[Collected data entries]
# # # #

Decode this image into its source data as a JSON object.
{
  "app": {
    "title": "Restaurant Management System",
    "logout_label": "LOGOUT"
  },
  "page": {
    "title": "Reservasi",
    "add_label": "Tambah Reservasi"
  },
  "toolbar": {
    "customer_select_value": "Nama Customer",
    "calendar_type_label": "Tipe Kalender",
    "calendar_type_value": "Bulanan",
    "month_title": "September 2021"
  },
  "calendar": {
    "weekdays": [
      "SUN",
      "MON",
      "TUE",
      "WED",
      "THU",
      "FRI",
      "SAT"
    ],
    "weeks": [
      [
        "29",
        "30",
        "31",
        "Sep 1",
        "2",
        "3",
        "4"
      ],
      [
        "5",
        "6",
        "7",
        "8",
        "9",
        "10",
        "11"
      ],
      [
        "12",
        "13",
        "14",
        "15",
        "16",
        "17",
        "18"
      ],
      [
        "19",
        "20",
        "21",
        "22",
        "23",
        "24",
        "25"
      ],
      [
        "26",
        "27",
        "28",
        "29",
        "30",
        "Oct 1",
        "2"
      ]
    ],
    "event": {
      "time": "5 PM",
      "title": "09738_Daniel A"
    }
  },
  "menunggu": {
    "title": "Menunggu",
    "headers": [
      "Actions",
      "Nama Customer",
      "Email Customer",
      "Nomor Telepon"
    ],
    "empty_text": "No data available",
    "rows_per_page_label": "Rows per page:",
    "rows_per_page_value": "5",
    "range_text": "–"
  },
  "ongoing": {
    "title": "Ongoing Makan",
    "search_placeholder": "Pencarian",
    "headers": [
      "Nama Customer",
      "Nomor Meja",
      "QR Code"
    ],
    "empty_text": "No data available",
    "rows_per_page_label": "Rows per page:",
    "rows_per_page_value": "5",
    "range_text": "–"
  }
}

# # # #

**AIM OF THE TASK:** Go through the material line by line. Show each line that contains the string "Reservasi".

**EXERCISE ANSWER:**
    "title": "Reservasi",
    "add_label": "Tambah Reservasi"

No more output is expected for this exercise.